## Start
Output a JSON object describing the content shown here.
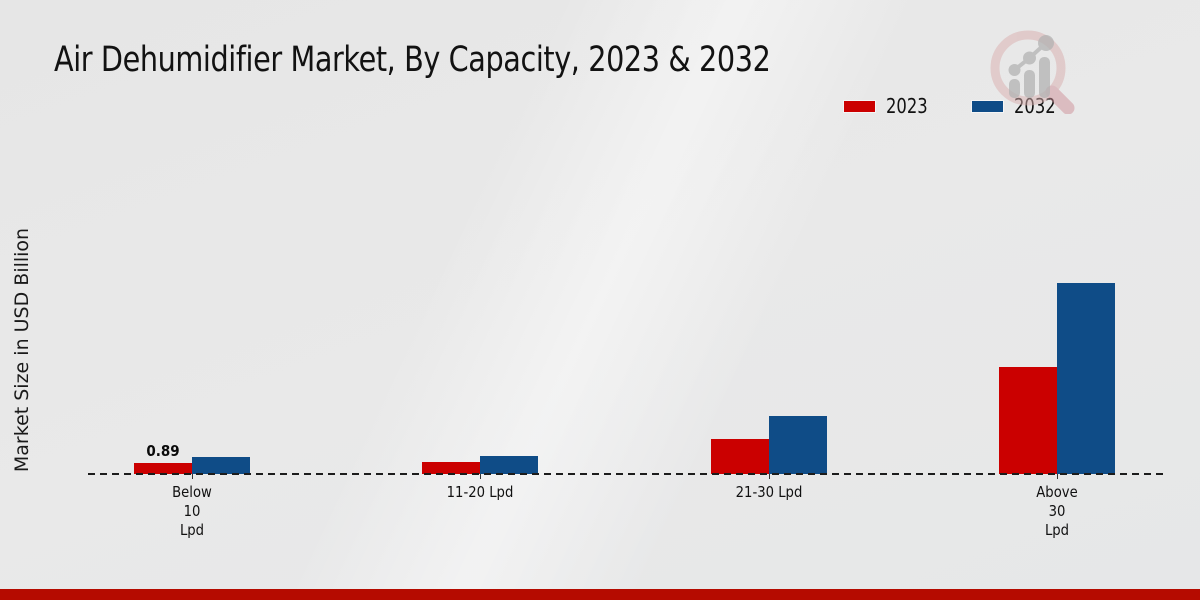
{
  "page": {
    "title": "Air Dehumidifier Market, By Capacity, 2023 & 2032"
  },
  "chart_data": {
    "type": "bar",
    "title": "Air Dehumidifier Market, By Capacity, 2023 & 2032",
    "ylabel": "Market Size in USD Billion",
    "xlabel": "",
    "categories": [
      "Below 10 Lpd",
      "11-20 Lpd",
      "21-30 Lpd",
      "Above 30 Lpd"
    ],
    "category_label_lines": [
      [
        "Below",
        "10",
        "Lpd"
      ],
      [
        "11-20 Lpd"
      ],
      [
        "21-30 Lpd"
      ],
      [
        "Above",
        "30",
        "Lpd"
      ]
    ],
    "series": [
      {
        "name": "2023",
        "color": "#cb0000",
        "values": [
          0.89,
          1.0,
          2.9,
          8.9
        ]
      },
      {
        "name": "2032",
        "color": "#0f4c87",
        "values": [
          1.4,
          1.5,
          4.8,
          15.9
        ]
      }
    ],
    "bar_value_labels": [
      {
        "series": "2023",
        "category": "Below 10 Lpd",
        "text": "0.89"
      }
    ],
    "ylim": [
      0,
      17
    ],
    "grid": false,
    "legend_position": "top-right",
    "baseline_style": "dashed"
  },
  "legend": {
    "items": [
      {
        "label": "2023",
        "color": "#cb0000"
      },
      {
        "label": "2032",
        "color": "#0f4c87"
      }
    ]
  },
  "logo": {
    "name": "magnifier-bar-chart-logo",
    "ring_color": "#dcb6b6",
    "bar_color": "#b3b3b3"
  },
  "footer": {
    "strip_color": "#b50b00"
  }
}
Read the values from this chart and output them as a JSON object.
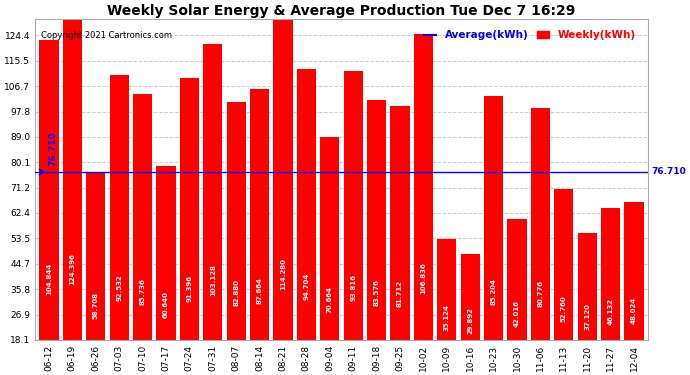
{
  "title": "Weekly Solar Energy & Average Production Tue Dec 7 16:29",
  "copyright": "Copyright 2021 Cartronics.com",
  "legend_avg": "Average(kWh)",
  "legend_weekly": "Weekly(kWh)",
  "average_value": 76.71,
  "categories": [
    "06-12",
    "06-19",
    "06-26",
    "07-03",
    "07-10",
    "07-17",
    "07-24",
    "07-31",
    "08-07",
    "08-14",
    "08-21",
    "08-28",
    "09-04",
    "09-11",
    "09-18",
    "09-25",
    "10-02",
    "10-09",
    "10-16",
    "10-23",
    "10-30",
    "11-06",
    "11-13",
    "11-20",
    "11-27",
    "12-04"
  ],
  "values": [
    104.844,
    124.396,
    58.708,
    92.532,
    85.736,
    60.64,
    91.396,
    103.128,
    82.88,
    87.664,
    114.28,
    94.704,
    70.664,
    93.816,
    83.576,
    81.712,
    106.836,
    35.124,
    29.892,
    85.204,
    42.016,
    80.776,
    52.76,
    37.12,
    46.132,
    48.024
  ],
  "bar_color": "#ff0000",
  "avg_line_color": "#0000ff",
  "text_color_in_bar": "#ffffff",
  "background_color": "#ffffff",
  "grid_color": "#cccccc",
  "yticks": [
    18.1,
    26.9,
    35.8,
    44.7,
    53.5,
    62.4,
    71.2,
    80.1,
    89.0,
    97.8,
    106.7,
    115.5,
    124.4
  ],
  "ylim": [
    18.1,
    130.0
  ],
  "title_fontsize": 10,
  "bar_label_fontsize": 5.0,
  "tick_fontsize": 6.5,
  "avg_fontsize": 6.5,
  "copyright_fontsize": 6.0,
  "legend_fontsize": 7.5
}
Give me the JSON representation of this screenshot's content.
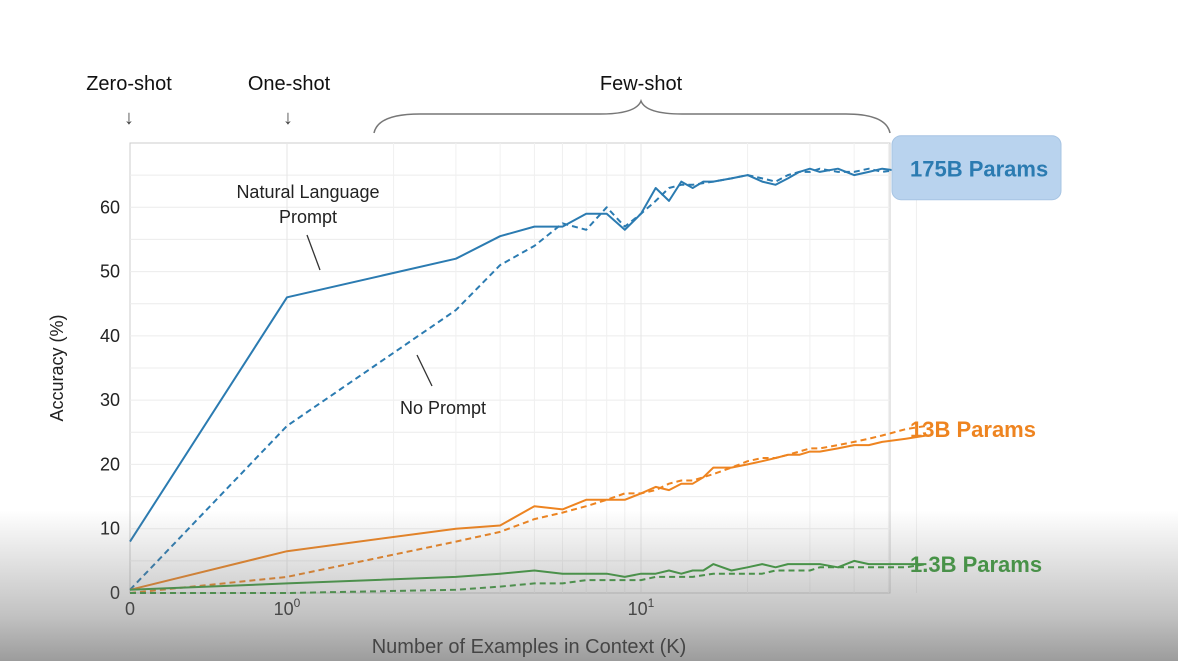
{
  "chart_data": {
    "type": "line",
    "xscale": "symlog",
    "xlabel": "Number of Examples in Context  (K)",
    "ylabel": "Accuracy (%)",
    "ylim": [
      0,
      70
    ],
    "xlim": [
      0,
      64
    ],
    "yticks": [
      0,
      10,
      20,
      30,
      40,
      50,
      60
    ],
    "xticks": [
      {
        "value": 0,
        "label": "0"
      },
      {
        "value": 1,
        "base": "10",
        "exp": "0"
      },
      {
        "value": 10,
        "base": "10",
        "exp": "1"
      }
    ],
    "grid": true,
    "top_annotations": {
      "zero_shot": "Zero-shot",
      "one_shot": "One-shot",
      "few_shot": "Few-shot",
      "arrow": "↓"
    },
    "annotations": {
      "natural_language_prompt": [
        "Natural Language",
        "Prompt"
      ],
      "no_prompt": "No Prompt"
    },
    "series": [
      {
        "name": "175B Params",
        "group": "175B",
        "style": "solid",
        "color": "#2b7bb1",
        "x": [
          0,
          1,
          3,
          4,
          5,
          6,
          7,
          8,
          9,
          10,
          11,
          12,
          13,
          14,
          15,
          16,
          18,
          20,
          22,
          24,
          26,
          28,
          30,
          32,
          36,
          40,
          44,
          48,
          56,
          64
        ],
        "y": [
          8,
          46,
          52,
          55.5,
          57,
          57,
          59,
          59,
          56.5,
          59,
          63,
          61,
          64,
          63,
          64,
          64,
          64.5,
          65,
          64,
          63.5,
          64.5,
          65.5,
          66,
          65.5,
          66,
          65,
          65.5,
          66,
          65.5,
          66.5
        ]
      },
      {
        "name": "175B Params",
        "group": "175B",
        "style": "dashed",
        "color": "#2b7bb1",
        "x": [
          0,
          1,
          3,
          4,
          5,
          6,
          7,
          8,
          9,
          10,
          11,
          12,
          13,
          14,
          16,
          18,
          20,
          22,
          24,
          26,
          28,
          30,
          32,
          36,
          40,
          44,
          48,
          56,
          64
        ],
        "y": [
          0.5,
          26,
          44,
          51,
          54,
          57.5,
          56.5,
          60,
          57,
          59,
          61,
          63,
          63.5,
          63.5,
          64,
          64.5,
          65,
          64.5,
          64,
          65,
          65.5,
          65.5,
          66,
          65.5,
          65.5,
          66,
          65.5,
          66,
          66.5
        ]
      },
      {
        "name": "13B Params",
        "group": "13B",
        "style": "solid",
        "color": "#ee8420",
        "x": [
          0,
          1,
          3,
          4,
          5,
          6,
          7,
          8,
          9,
          10,
          11,
          12,
          13,
          14,
          15,
          16,
          18,
          20,
          22,
          24,
          26,
          28,
          30,
          32,
          36,
          40,
          44,
          48,
          56,
          64
        ],
        "y": [
          0.5,
          6.5,
          10,
          10.5,
          13.5,
          13,
          14.5,
          14.5,
          14.5,
          15.5,
          16.5,
          16,
          17,
          17,
          18,
          19.5,
          19.5,
          20,
          20.5,
          21,
          21.5,
          21.5,
          22,
          22,
          22.5,
          23,
          23,
          23.5,
          24,
          24.5
        ]
      },
      {
        "name": "13B Params",
        "group": "13B",
        "style": "dashed",
        "color": "#ee8420",
        "x": [
          0,
          1,
          3,
          4,
          5,
          6,
          7,
          8,
          9,
          10,
          11,
          12,
          13,
          14,
          16,
          18,
          20,
          22,
          24,
          26,
          28,
          30,
          32,
          36,
          40,
          44,
          48,
          56,
          64
        ],
        "y": [
          0,
          2.5,
          8,
          9.5,
          11.5,
          12.5,
          13.5,
          14.5,
          15.5,
          15.5,
          16,
          17,
          17.5,
          17.5,
          18.5,
          19.5,
          20.5,
          21,
          21,
          21.5,
          22,
          22.5,
          22.5,
          23,
          23.5,
          24,
          24.5,
          25.5,
          26
        ]
      },
      {
        "name": "1.3B Params",
        "group": "1.3B",
        "style": "solid",
        "color": "#3a9a3a",
        "x": [
          0,
          1,
          3,
          4,
          5,
          6,
          7,
          8,
          9,
          10,
          11,
          12,
          13,
          14,
          15,
          16,
          18,
          20,
          22,
          24,
          26,
          28,
          30,
          32,
          36,
          40,
          44,
          48,
          56,
          64
        ],
        "y": [
          0.5,
          1.5,
          2.5,
          3,
          3.5,
          3,
          3,
          3,
          2.5,
          3,
          3,
          3.5,
          3,
          3.5,
          3.5,
          4.5,
          3.5,
          4,
          4.5,
          4,
          4.5,
          4.5,
          4.5,
          4.5,
          4,
          5,
          4.5,
          4.5,
          4.5,
          4.5
        ]
      },
      {
        "name": "1.3B Params",
        "group": "1.3B",
        "style": "dashed",
        "color": "#3a9a3a",
        "x": [
          0,
          1,
          3,
          4,
          5,
          6,
          7,
          8,
          9,
          10,
          11,
          12,
          13,
          14,
          16,
          18,
          20,
          22,
          24,
          26,
          28,
          30,
          32,
          36,
          40,
          44,
          48,
          56,
          64
        ],
        "y": [
          0,
          0,
          0.5,
          1,
          1.5,
          1.5,
          2,
          2,
          2,
          2,
          2.5,
          2.5,
          2.5,
          2.5,
          3,
          3,
          3,
          3,
          3.5,
          3.5,
          3.5,
          3.5,
          4,
          4,
          4,
          4,
          4,
          4,
          4.5
        ]
      }
    ],
    "series_labels": [
      {
        "text": "175B Params",
        "color": "#2b7bb1",
        "highlight": true,
        "y": 66
      },
      {
        "text": "13B Params",
        "color": "#ee8420",
        "highlight": false,
        "y": 25.5
      },
      {
        "text": "1.3B Params",
        "color": "#3a9a3a",
        "highlight": false,
        "y": 4.5
      }
    ]
  }
}
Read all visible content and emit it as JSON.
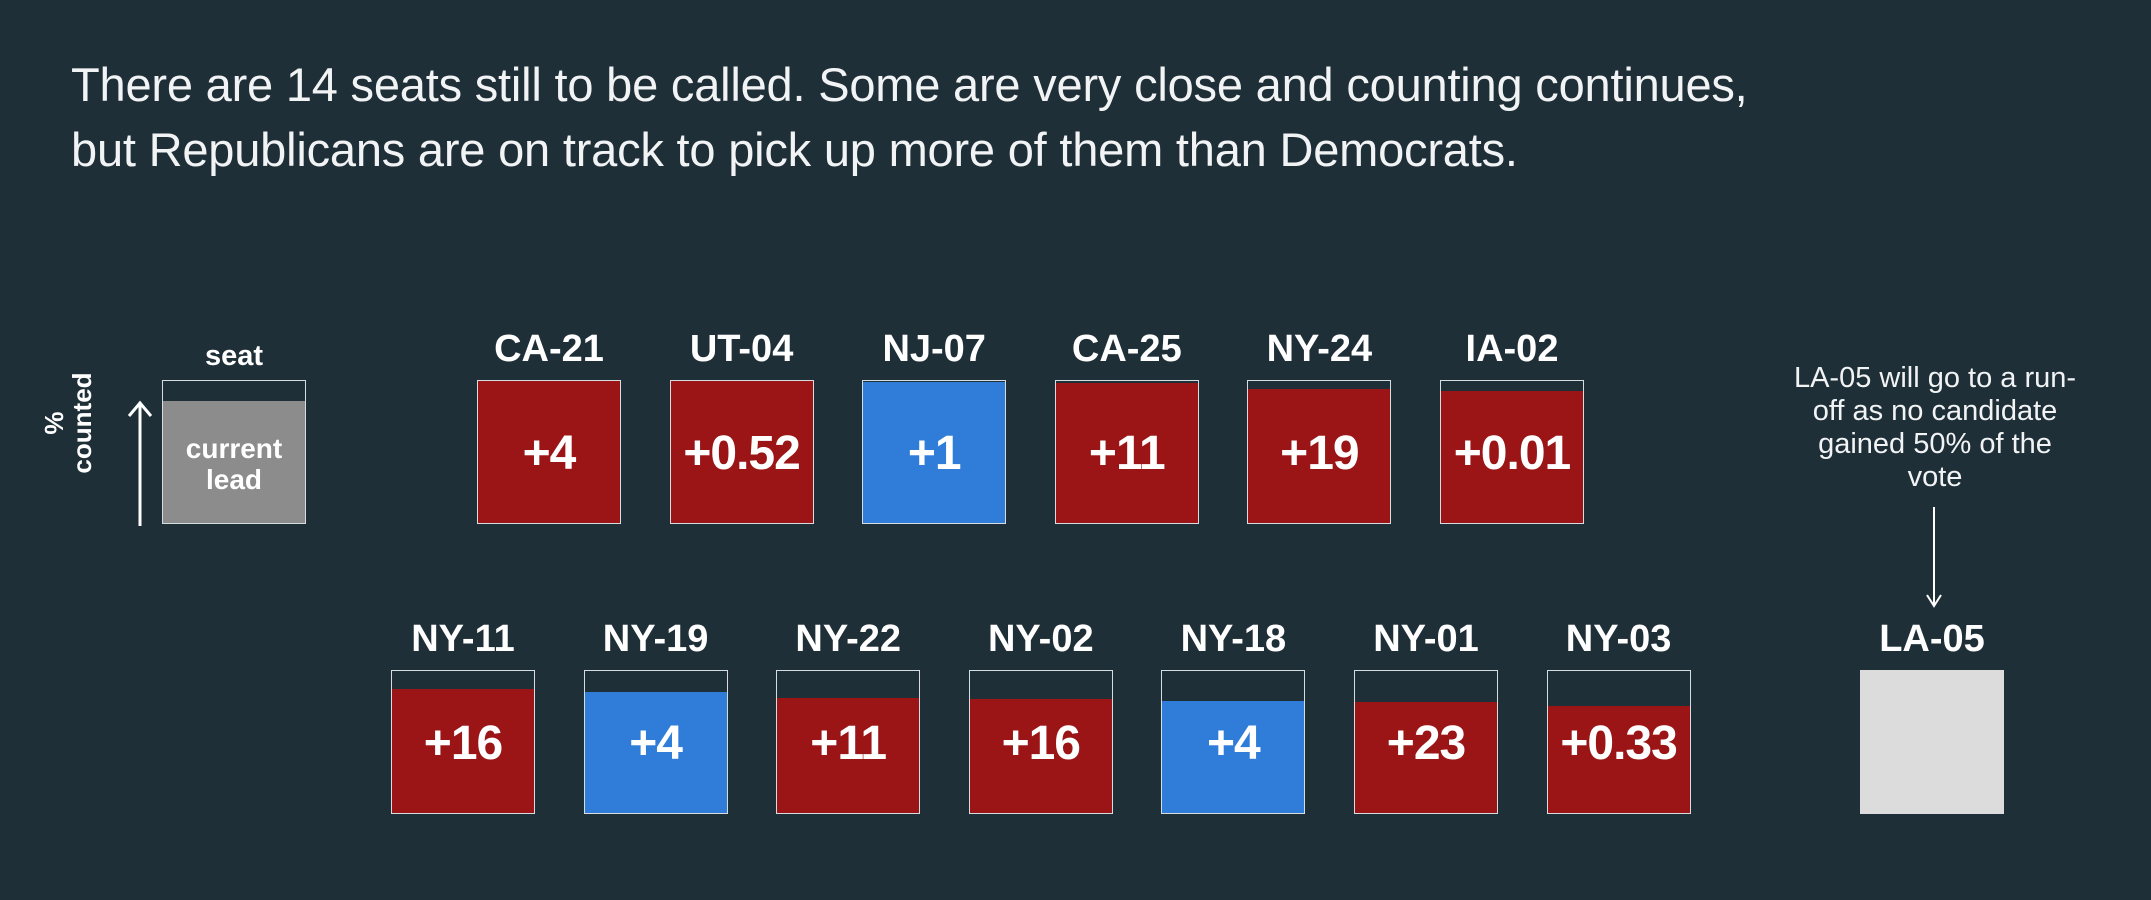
{
  "headline": {
    "line1": "There are 14 seats still to be called. Some are very close and counting continues,",
    "line2": "but Republicans are on track to pick up more of them than Democrats."
  },
  "key": {
    "seat_label": "seat",
    "lead_label": "current lead",
    "axis_label": "% counted",
    "color": "#8c8c8c"
  },
  "colors": {
    "republican": "#9b1516",
    "democrat": "#2f7dd9",
    "runoff": "#dcdcdc",
    "background": "#1f2f38"
  },
  "note": {
    "text": "LA-05 will go to a run-off as no candidate gained 50% of the vote"
  },
  "runoff_seat": {
    "seat": "LA-05"
  },
  "chart_data": {
    "type": "table",
    "rows": [
      {
        "seats": [
          {
            "seat": "CA-21",
            "lead": "+4",
            "party": "republican",
            "pct_counted": 100
          },
          {
            "seat": "UT-04",
            "lead": "+0.52",
            "party": "republican",
            "pct_counted": 100
          },
          {
            "seat": "NJ-07",
            "lead": "+1",
            "party": "democrat",
            "pct_counted": 98
          },
          {
            "seat": "CA-25",
            "lead": "+11",
            "party": "republican",
            "pct_counted": 97
          },
          {
            "seat": "NY-24",
            "lead": "+19",
            "party": "republican",
            "pct_counted": 93
          },
          {
            "seat": "IA-02",
            "lead": "+0.01",
            "party": "republican",
            "pct_counted": 92
          }
        ]
      },
      {
        "seats": [
          {
            "seat": "NY-11",
            "lead": "+16",
            "party": "republican",
            "pct_counted": 86
          },
          {
            "seat": "NY-19",
            "lead": "+4",
            "party": "democrat",
            "pct_counted": 84
          },
          {
            "seat": "NY-22",
            "lead": "+11",
            "party": "republican",
            "pct_counted": 80
          },
          {
            "seat": "NY-02",
            "lead": "+16",
            "party": "republican",
            "pct_counted": 79
          },
          {
            "seat": "NY-18",
            "lead": "+4",
            "party": "democrat",
            "pct_counted": 78
          },
          {
            "seat": "NY-01",
            "lead": "+23",
            "party": "republican",
            "pct_counted": 77
          },
          {
            "seat": "NY-03",
            "lead": "+0.33",
            "party": "republican",
            "pct_counted": 74
          }
        ]
      }
    ]
  }
}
## End
Pick out each line containing the string "Capacity" and copy it.

    "title": "Air Dehumidifier Market, By Capacity, 2023 & 2032"
    "title": "Air Dehumidifier Market, By Capacity, 2023 & 2032",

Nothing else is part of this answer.